>> Begin Records shown

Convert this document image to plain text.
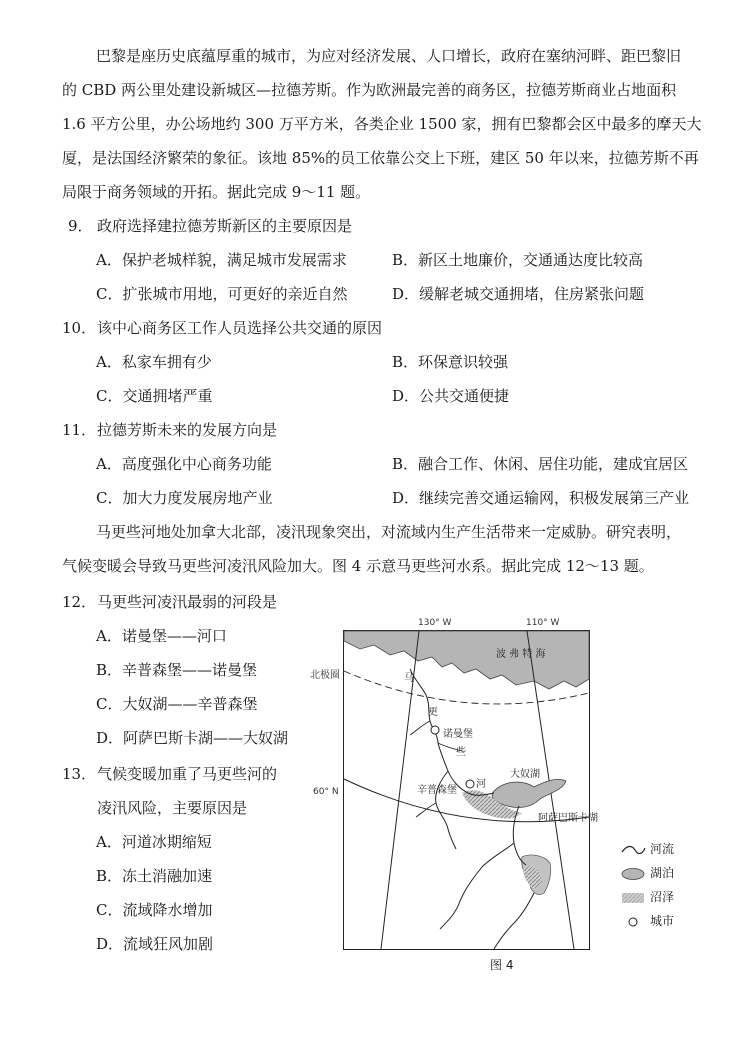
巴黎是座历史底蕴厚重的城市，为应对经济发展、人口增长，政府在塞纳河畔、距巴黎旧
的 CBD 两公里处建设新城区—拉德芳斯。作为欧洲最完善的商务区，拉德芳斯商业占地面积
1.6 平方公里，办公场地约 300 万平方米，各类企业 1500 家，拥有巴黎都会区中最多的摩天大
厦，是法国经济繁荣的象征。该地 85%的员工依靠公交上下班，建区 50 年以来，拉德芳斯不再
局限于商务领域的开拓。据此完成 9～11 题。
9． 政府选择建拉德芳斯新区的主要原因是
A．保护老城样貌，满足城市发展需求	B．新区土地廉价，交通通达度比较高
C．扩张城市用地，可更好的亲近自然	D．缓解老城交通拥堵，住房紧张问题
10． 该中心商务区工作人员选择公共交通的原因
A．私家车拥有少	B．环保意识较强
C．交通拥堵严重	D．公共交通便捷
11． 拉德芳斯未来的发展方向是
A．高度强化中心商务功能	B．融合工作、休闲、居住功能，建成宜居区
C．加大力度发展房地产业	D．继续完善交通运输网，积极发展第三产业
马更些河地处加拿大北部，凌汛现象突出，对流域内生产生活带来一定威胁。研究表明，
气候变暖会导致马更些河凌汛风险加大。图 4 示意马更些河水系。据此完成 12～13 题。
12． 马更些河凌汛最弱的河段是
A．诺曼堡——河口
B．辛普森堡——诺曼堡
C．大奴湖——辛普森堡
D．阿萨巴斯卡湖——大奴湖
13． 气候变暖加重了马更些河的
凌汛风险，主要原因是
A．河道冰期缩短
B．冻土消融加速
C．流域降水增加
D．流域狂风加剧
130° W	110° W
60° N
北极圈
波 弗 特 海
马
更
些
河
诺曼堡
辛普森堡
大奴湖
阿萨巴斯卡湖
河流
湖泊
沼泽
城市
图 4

>> End Records shown

• What is required:
Pictures stay out; repeat all the rest of the records exactly.

• Worked answer:
Convert this document image to plain text.
巴黎是座历史底蕴厚重的城市，为应对经济发展、人口增长，政府在塞纳河畔、距巴黎旧
的 CBD 两公里处建设新城区—拉德芳斯。作为欧洲最完善的商务区，拉德芳斯商业占地面积
1.6 平方公里，办公场地约 300 万平方米，各类企业 1500 家，拥有巴黎都会区中最多的摩天大
厦，是法国经济繁荣的象征。该地 85%的员工依靠公交上下班，建区 50 年以来，拉德芳斯不再
局限于商务领域的开拓。据此完成 9～11 题。
9． 政府选择建拉德芳斯新区的主要原因是
A．保护老城样貌，满足城市发展需求	B．新区土地廉价，交通通达度比较高
C．扩张城市用地，可更好的亲近自然	D．缓解老城交通拥堵，住房紧张问题
10． 该中心商务区工作人员选择公共交通的原因
A．私家车拥有少	B．环保意识较强
C．交通拥堵严重	D．公共交通便捷
11． 拉德芳斯未来的发展方向是
A．高度强化中心商务功能	B．融合工作、休闲、居住功能，建成宜居区
C．加大力度发展房地产业	D．继续完善交通运输网，积极发展第三产业
马更些河地处加拿大北部，凌汛现象突出，对流域内生产生活带来一定威胁。研究表明，
气候变暖会导致马更些河凌汛风险加大。图 4 示意马更些河水系。据此完成 12～13 题。
12． 马更些河凌汛最弱的河段是
A．诺曼堡——河口
B．辛普森堡——诺曼堡
C．大奴湖——辛普森堡
D．阿萨巴斯卡湖——大奴湖
13． 气候变暖加重了马更些河的
凌汛风险，主要原因是
A．河道冰期缩短
B．冻土消融加速
C．流域降水增加
D．流域狂风加剧
130° W	110° W
60° N
北极圈
波 弗 特 海
马
更
些
河
诺曼堡
辛普森堡
大奴湖
阿萨巴斯卡湖
河流
湖泊
沼泽
城市
图 4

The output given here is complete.